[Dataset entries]
## begin
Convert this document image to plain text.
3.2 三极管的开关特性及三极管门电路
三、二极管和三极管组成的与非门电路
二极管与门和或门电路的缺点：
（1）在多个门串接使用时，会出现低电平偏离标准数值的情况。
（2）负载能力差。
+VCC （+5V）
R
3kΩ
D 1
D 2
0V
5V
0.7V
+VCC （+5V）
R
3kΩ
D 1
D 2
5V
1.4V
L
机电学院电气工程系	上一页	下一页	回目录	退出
## end
#### PROBLEM STATEMENT:
All the data must be duplicated exactly, with nothing added or removed.

#### ANSWER TO THIS TASK:
Convert this document image to plain text.
3.2 三极管的开关特性及三极管门电路
三、二极管和三极管组成的与非门电路
二极管与门和或门电路的缺点：
（1）在多个门串接使用时，会出现低电平偏离标准数值的情况。
（2）负载能力差。
+VCC （+5V）
R
3kΩ
D 1
D 2
0V
5V
0.7V
+VCC （+5V）
R
3kΩ
D 1
D 2
5V
1.4V
L
机电学院电气工程系	上一页	下一页	回目录	退出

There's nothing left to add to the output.